■ Goal: Render every line of the data below as a Markdown table with the columns Row and Line, numbering the rows in order and leaving out blank lines. Omit the pictures from the table.

□ □ □ □

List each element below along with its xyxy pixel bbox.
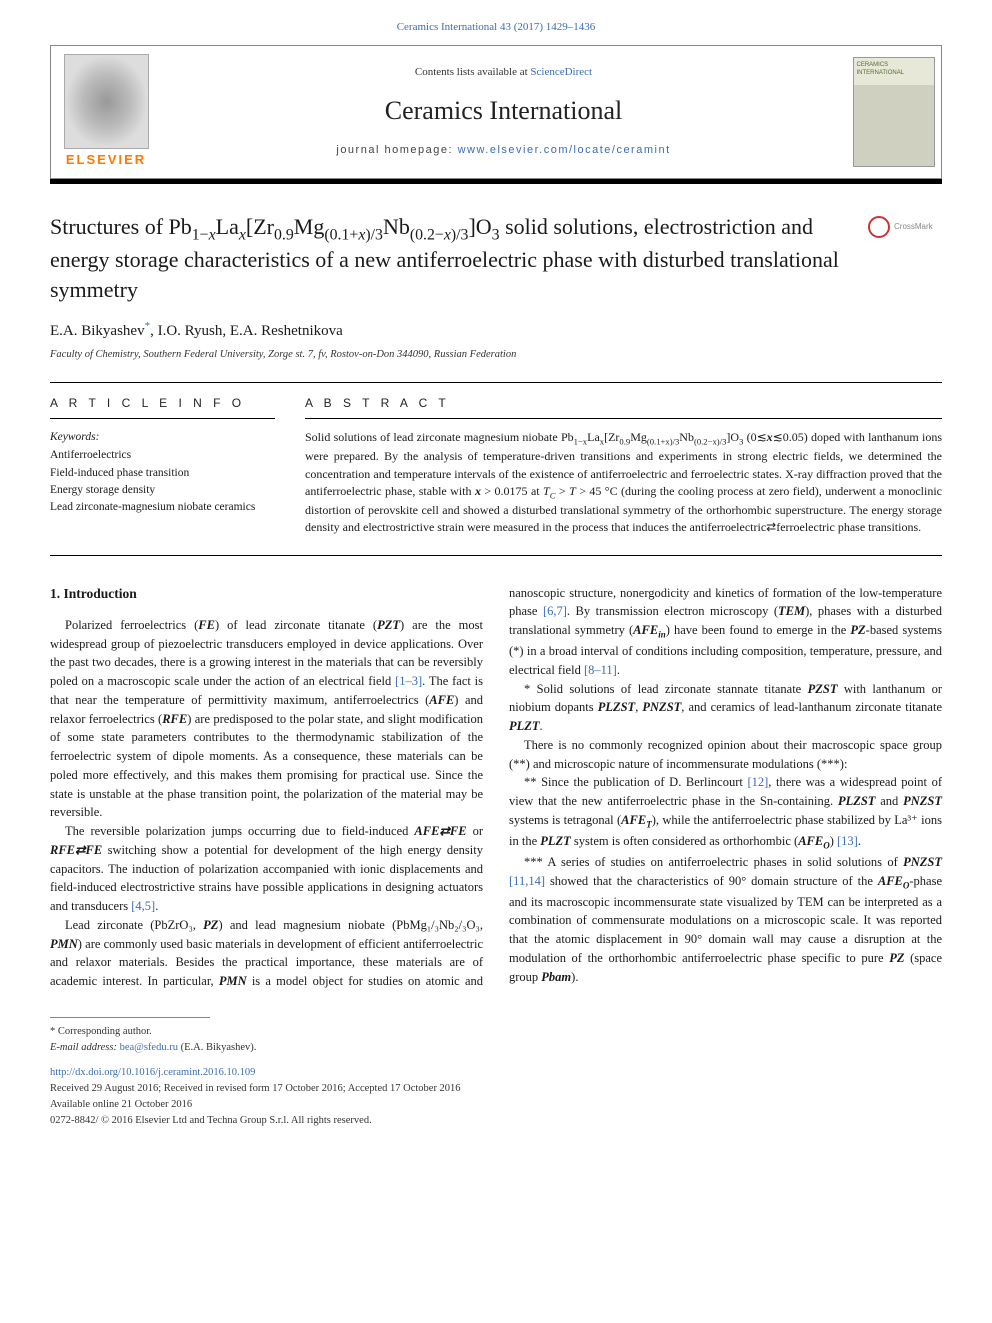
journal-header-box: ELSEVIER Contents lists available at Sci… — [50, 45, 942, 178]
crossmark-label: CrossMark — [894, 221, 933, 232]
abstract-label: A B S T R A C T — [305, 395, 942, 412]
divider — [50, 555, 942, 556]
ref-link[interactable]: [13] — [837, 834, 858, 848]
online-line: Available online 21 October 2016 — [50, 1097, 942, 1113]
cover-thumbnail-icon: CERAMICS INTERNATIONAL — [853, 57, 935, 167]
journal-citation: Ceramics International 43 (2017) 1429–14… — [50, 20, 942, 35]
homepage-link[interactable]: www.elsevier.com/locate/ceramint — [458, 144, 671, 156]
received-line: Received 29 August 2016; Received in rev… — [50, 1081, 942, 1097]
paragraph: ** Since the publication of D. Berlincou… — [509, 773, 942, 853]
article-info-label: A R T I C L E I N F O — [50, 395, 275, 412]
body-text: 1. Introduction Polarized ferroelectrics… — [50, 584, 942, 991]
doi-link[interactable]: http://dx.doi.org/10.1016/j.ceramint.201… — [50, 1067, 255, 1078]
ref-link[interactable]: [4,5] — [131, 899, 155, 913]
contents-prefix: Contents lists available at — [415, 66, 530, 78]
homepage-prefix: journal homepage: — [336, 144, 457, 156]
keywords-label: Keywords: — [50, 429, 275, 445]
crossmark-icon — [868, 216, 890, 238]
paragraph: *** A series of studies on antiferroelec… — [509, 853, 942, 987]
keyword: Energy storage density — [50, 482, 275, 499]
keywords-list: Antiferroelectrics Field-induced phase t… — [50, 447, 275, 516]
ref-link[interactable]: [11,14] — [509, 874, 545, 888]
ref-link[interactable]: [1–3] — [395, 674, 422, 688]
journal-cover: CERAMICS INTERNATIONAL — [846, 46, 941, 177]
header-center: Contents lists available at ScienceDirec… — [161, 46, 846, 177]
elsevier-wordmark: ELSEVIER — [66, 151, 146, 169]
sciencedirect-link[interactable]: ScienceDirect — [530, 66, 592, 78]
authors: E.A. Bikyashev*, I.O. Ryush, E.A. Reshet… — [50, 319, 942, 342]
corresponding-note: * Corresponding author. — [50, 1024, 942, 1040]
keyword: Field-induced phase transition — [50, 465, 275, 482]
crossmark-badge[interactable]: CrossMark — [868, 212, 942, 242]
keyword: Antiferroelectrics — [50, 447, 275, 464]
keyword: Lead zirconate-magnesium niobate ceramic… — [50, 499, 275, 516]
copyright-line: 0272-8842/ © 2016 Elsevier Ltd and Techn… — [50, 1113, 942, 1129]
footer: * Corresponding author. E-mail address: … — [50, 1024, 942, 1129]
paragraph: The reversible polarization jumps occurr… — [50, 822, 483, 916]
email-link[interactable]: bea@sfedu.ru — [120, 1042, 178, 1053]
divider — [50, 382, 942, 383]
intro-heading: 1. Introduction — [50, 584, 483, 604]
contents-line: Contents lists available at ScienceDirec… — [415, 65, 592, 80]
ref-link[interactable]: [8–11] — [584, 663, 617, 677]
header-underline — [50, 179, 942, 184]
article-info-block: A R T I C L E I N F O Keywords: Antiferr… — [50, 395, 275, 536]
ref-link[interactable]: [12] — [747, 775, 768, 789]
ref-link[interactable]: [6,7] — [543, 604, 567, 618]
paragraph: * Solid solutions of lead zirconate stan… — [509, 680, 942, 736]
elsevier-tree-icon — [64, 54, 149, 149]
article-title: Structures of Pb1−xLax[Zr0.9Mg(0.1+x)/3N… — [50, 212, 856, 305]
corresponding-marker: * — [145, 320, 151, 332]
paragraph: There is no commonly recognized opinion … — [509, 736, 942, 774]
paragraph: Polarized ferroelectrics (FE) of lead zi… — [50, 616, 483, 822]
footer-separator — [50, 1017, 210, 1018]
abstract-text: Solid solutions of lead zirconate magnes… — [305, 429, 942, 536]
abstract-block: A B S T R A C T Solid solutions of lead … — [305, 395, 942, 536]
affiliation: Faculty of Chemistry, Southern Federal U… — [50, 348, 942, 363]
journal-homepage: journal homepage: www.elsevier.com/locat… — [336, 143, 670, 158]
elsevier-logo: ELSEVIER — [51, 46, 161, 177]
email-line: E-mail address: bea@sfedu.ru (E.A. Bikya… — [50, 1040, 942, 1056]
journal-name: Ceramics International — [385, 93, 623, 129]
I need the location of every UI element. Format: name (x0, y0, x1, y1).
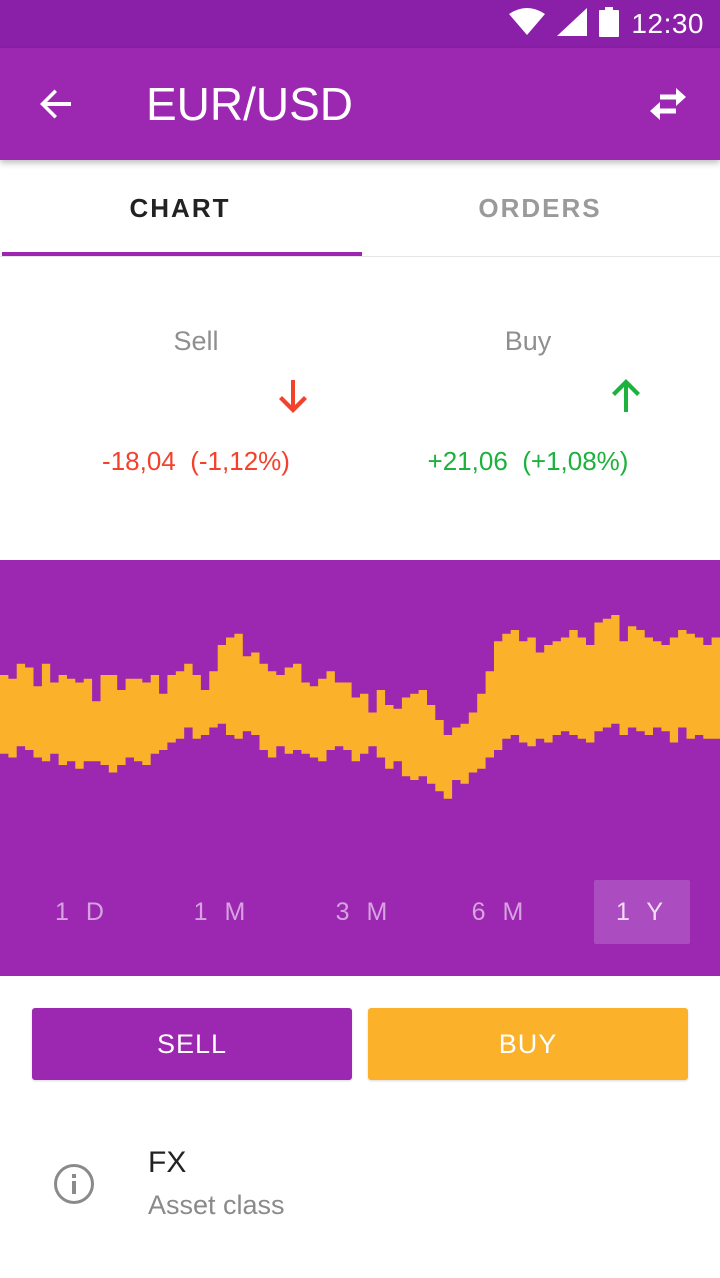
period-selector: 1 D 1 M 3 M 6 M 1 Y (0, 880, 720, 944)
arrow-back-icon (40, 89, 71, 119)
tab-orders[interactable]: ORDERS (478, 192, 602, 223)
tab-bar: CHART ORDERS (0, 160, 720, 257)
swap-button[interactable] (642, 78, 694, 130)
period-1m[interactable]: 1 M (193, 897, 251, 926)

□ □ □ □

■ Solution for this exercise:
| Row | Line |
|---|---|
| 1 | List each element below along with its xyxy pixel bbox. |
| 2 | journal-header-box: ELSEVIER Contents lists available at Sci… — [50, 45, 942, 178] |
| 3 | crossmark-label: CrossMark — [894, 221, 933, 232] |
| 4 | abstract-label: A B S T R A C T — [305, 395, 942, 412] |
| 5 | divider — [50, 555, 942, 556] |
| 6 | ref-link[interactable]: [13] — [837, 834, 858, 848] |
| 7 | online-line: Available online 21 October 2016 — [50, 1097, 942, 1113] |
| 8 | cover-thumbnail-icon: CERAMICS INTERNATIONAL — [853, 57, 935, 167] |
| 9 | journal-citation: Ceramics International 43 (2017) 1429–14… — [50, 20, 942, 35] |
| 10 | homepage-link[interactable]: www.elsevier.com/locate/ceramint — [458, 144, 671, 156] |
| 11 | received-line: Received 29 August 2016; Received in rev… — [50, 1081, 942, 1097] |
| 12 | paragraph: ** Since the publication of D. Berlincou… — [509, 773, 942, 853] |
| 13 | article-info-label: A R T I C L E I N F O — [50, 395, 275, 412] |
| 14 | body-text: 1. Introduction Polarized ferroelectrics… — [50, 584, 942, 991] |
| 15 | doi-link[interactable]: http://dx.doi.org/10.1016/j.ceramint.201… — [50, 1067, 255, 1078] |
| 16 | ref-link[interactable]: [4,5] — [131, 899, 155, 913] |
| 17 | contents-prefix: Contents lists available at — [415, 66, 530, 78] |
| 18 | homepage-prefix: journal homepage: — [336, 144, 457, 156] |
| 19 | keywords-label: Keywords: — [50, 429, 275, 445] |
| 20 | crossmark-icon — [868, 216, 890, 238] |
| 21 | paragraph: *** A series of studies on antiferroelec… — [509, 853, 942, 987] |
| 22 | keyword: Energy storage density — [50, 482, 275, 499] |
| 23 | keywords-list: Antiferroelectrics Field-induced phase t… — [50, 447, 275, 516] |
| 24 | ref-link[interactable]: [11,14] — [509, 874, 545, 888] |
| 25 | ref-link[interactable]: [1–3] — [395, 674, 422, 688] |
| 26 | journal-cover: CERAMICS INTERNATIONAL — [846, 46, 941, 177] |
| 27 | header-center: Contents lists available at ScienceDirec… — [161, 46, 846, 177] |
| 28 | elsevier-wordmark: ELSEVIER — [66, 151, 146, 169] |
| 29 | sciencedirect-link[interactable]: ScienceDirect — [530, 66, 592, 78] |
| 30 | authors: E.A. Bikyashev*, I.O. Ryush, E.A. Reshet… — [50, 319, 942, 342] |
| 31 | corresponding-note: * Corresponding author. — [50, 1024, 942, 1040] |
| 32 | keyword: Field-induced phase transition — [50, 465, 275, 482] |
| 33 | crossmark-badge[interactable]: CrossMark — [868, 212, 942, 242] |
| 34 | keyword: Antiferroelectrics — [50, 447, 275, 464] |
| 35 | keyword: Lead zirconate-magnesium niobate ceramic… — [50, 499, 275, 516] |
| 36 | copyright-line: 0272-8842/ © 2016 Elsevier Ltd and Techn… — [50, 1113, 942, 1129] |
| 37 | footer: * Corresponding author. E-mail address: … — [50, 1024, 942, 1129] |
| 38 | paragraph: The reversible polarization jumps occurr… — [50, 822, 483, 916] |
| 39 | email-link[interactable]: bea@sfedu.ru — [120, 1042, 178, 1053] |
| 40 | divider — [50, 382, 942, 383] |
| 41 | intro-heading: 1. Introduction — [50, 584, 483, 604] |
| 42 | contents-line: Contents lists available at ScienceDirec… — [415, 65, 592, 80] |
| 43 | ref-link[interactable]: [8–11] — [584, 663, 617, 677] |
| 44 | header-underline — [50, 179, 942, 184] |
| 45 | article-info-block: A R T I C L E I N F O Keywords: Antiferr… — [50, 395, 275, 536] |
| 46 | ref-link[interactable]: [12] — [747, 775, 768, 789] |
| 47 | ref-link[interactable]: [6,7] — [543, 604, 567, 618] |
| 48 | paragraph: * Solid solutions of lead zirconate stan… — [509, 680, 942, 736] |
| 49 | elsevier-tree-icon — [64, 54, 149, 149] |
| 50 | article-title: Structures of Pb1−xLax[Zr0.9Mg(0.1+x)/3N… — [50, 212, 856, 305] |
| 51 | corresponding-marker: * — [145, 320, 151, 332] |
| 52 | paragraph: There is no commonly recognized opinion … — [509, 736, 942, 774] |
| 53 | paragraph: Polarized ferroelectrics (FE) of lead zi… — [50, 616, 483, 822] |
| 54 | footer-separator — [50, 1017, 210, 1018] |
| 55 | abstract-text: Solid solutions of lead zirconate magnes… — [305, 429, 942, 536] |
| 56 | abstract-block: A B S T R A C T Solid solutions of lead … — [305, 395, 942, 536] |
| 57 | affiliation: Faculty of Chemistry, Southern Federal U… — [50, 348, 942, 363] |
| 58 | journal-homepage: journal homepage: www.elsevier.com/locat… — [336, 143, 670, 158] |
| 59 | elsevier-logo: ELSEVIER — [51, 46, 161, 177] |
| 60 | email-line: E-mail address: bea@sfedu.ru (E.A. Bikya… — [50, 1040, 942, 1056] |
| 61 | journal-name: Ceramics International — [385, 93, 623, 129] |
| 62 | I need the location of every UI element. Format: name (x0, y0, x1, y1). |
| 63 | period-selector: 1 D 1 M 3 M 6 M 1 Y (0, 880, 720, 944) |
| 64 | arrow-back-icon (40, 89, 71, 119) |
| 65 | tab-orders[interactable]: ORDERS (478, 192, 602, 223) |
| 66 | tab-bar: CHART ORDERS (0, 160, 720, 257) |
| 67 | swap-button[interactable] (642, 78, 694, 130) |
| 68 | period-1m[interactable]: 1 M (193, 897, 251, 926) |